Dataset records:

====

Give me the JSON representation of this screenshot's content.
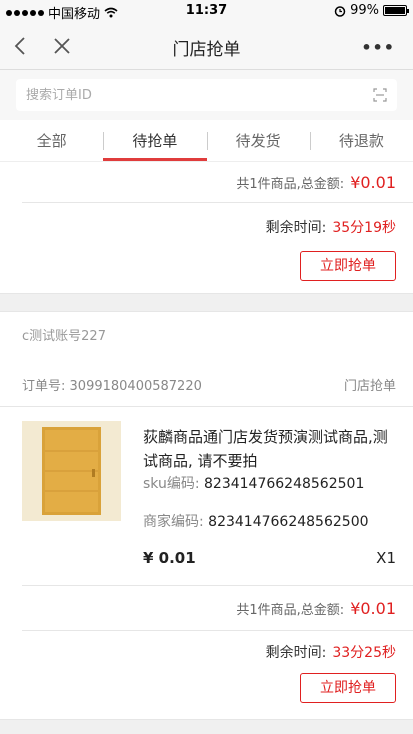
{
  "status": {
    "carrier": "中国移动",
    "time": "11:37",
    "battery": "99%",
    "battery_level": 0.99
  },
  "nav": {
    "title": "门店抢单",
    "more": "•••"
  },
  "search": {
    "placeholder": "搜索订单ID",
    "value": ""
  },
  "tabs": [
    {
      "label": "全部"
    },
    {
      "label": "待抢单",
      "active": true
    },
    {
      "label": "待发货"
    },
    {
      "label": "待退款"
    }
  ],
  "orders": [
    {
      "total_label": "共1件商品,总金额:",
      "total_amount": "¥0.01",
      "remain_label": "剩余时间:",
      "remain_time": "35分19秒",
      "action": "立即抢单"
    },
    {
      "account": "c测试账号227",
      "order_no_label": "订单号:",
      "order_no": "3099180400587220",
      "order_type": "门店抢单",
      "product_name": "荻麟商品通门店发货预演测试商品,测试商品, 请不要拍",
      "sku_label": "sku编码:",
      "sku": "823414766248562501",
      "merchant_label": "商家编码:",
      "merchant_code": "823414766248562500",
      "price": "¥ 0.01",
      "qty": "X1",
      "total_label": "共1件商品,总金额:",
      "total_amount": "¥0.01",
      "remain_label": "剩余时间:",
      "remain_time": "33分25秒",
      "action": "立即抢单"
    }
  ],
  "colors": {
    "accent": "#e02020",
    "tab_indicator": "#e03c3c"
  }
}
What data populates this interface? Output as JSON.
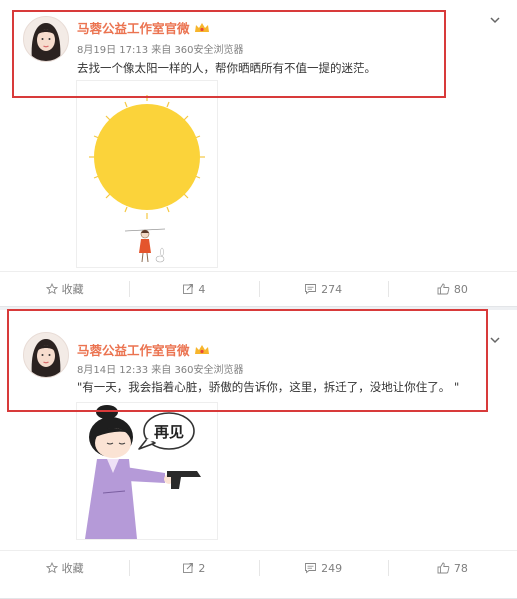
{
  "posts": [
    {
      "author": "马蓉公益工作室官微",
      "meta": "8月19日 17:13 来自 360安全浏览器",
      "text": "去找一个像太阳一样的人，帮你晒晒所有不值一提的迷茫。",
      "actions": {
        "favorite": "收藏",
        "repost": "4",
        "comment": "274",
        "like": "80"
      }
    },
    {
      "author": "马蓉公益工作室官微",
      "meta": "8月14日 12:33 来自 360安全浏览器",
      "text": "\"有一天，我会指着心脏，骄傲的告诉你，这里，拆迁了，没地让你住了。 \"",
      "image_speech": "再见",
      "actions": {
        "favorite": "收藏",
        "repost": "2",
        "comment": "249",
        "like": "78"
      }
    }
  ],
  "colors": {
    "name": "#eb7350",
    "highlight_box": "#d83a3a",
    "sun": "#fbd33a"
  },
  "icons": [
    "chevron-down-icon",
    "star-icon",
    "repost-icon",
    "comment-icon",
    "like-icon",
    "vip-crown-icon"
  ]
}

====

• **Task directions**
Exclude the pictures and repeat every other part of the records word for word.

• **Task result**
Give me the JSON representation of this screenshot's content.
{
  "status": {
    "carrier": "中国移动",
    "time": "11:37",
    "battery": "99%",
    "battery_level": 0.99
  },
  "nav": {
    "title": "门店抢单",
    "more": "•••"
  },
  "search": {
    "placeholder": "搜索订单ID",
    "value": ""
  },
  "tabs": [
    {
      "label": "全部"
    },
    {
      "label": "待抢单",
      "active": true
    },
    {
      "label": "待发货"
    },
    {
      "label": "待退款"
    }
  ],
  "orders": [
    {
      "total_label": "共1件商品,总金额:",
      "total_amount": "¥0.01",
      "remain_label": "剩余时间:",
      "remain_time": "35分19秒",
      "action": "立即抢单"
    },
    {
      "account": "c测试账号227",
      "order_no_label": "订单号:",
      "order_no": "3099180400587220",
      "order_type": "门店抢单",
      "product_name": "荻麟商品通门店发货预演测试商品,测试商品, 请不要拍",
      "sku_label": "sku编码:",
      "sku": "823414766248562501",
      "merchant_label": "商家编码:",
      "merchant_code": "823414766248562500",
      "price": "¥ 0.01",
      "qty": "X1",
      "total_label": "共1件商品,总金额:",
      "total_amount": "¥0.01",
      "remain_label": "剩余时间:",
      "remain_time": "33分25秒",
      "action": "立即抢单"
    }
  ],
  "colors": {
    "accent": "#e02020",
    "tab_indicator": "#e03c3c"
  }
}
What data populates this interface? Output as JSON.
{
  "posts": [
    {
      "author": "马蓉公益工作室官微",
      "meta": "8月19日 17:13 来自 360安全浏览器",
      "text": "去找一个像太阳一样的人，帮你晒晒所有不值一提的迷茫。",
      "actions": {
        "favorite": "收藏",
        "repost": "4",
        "comment": "274",
        "like": "80"
      }
    },
    {
      "author": "马蓉公益工作室官微",
      "meta": "8月14日 12:33 来自 360安全浏览器",
      "text": "\"有一天，我会指着心脏，骄傲的告诉你，这里，拆迁了，没地让你住了。 \"",
      "image_speech": "再见",
      "actions": {
        "favorite": "收藏",
        "repost": "2",
        "comment": "249",
        "like": "78"
      }
    }
  ],
  "colors": {
    "name": "#eb7350",
    "highlight_box": "#d83a3a",
    "sun": "#fbd33a"
  },
  "icons": [
    "chevron-down-icon",
    "star-icon",
    "repost-icon",
    "comment-icon",
    "like-icon",
    "vip-crown-icon"
  ]
}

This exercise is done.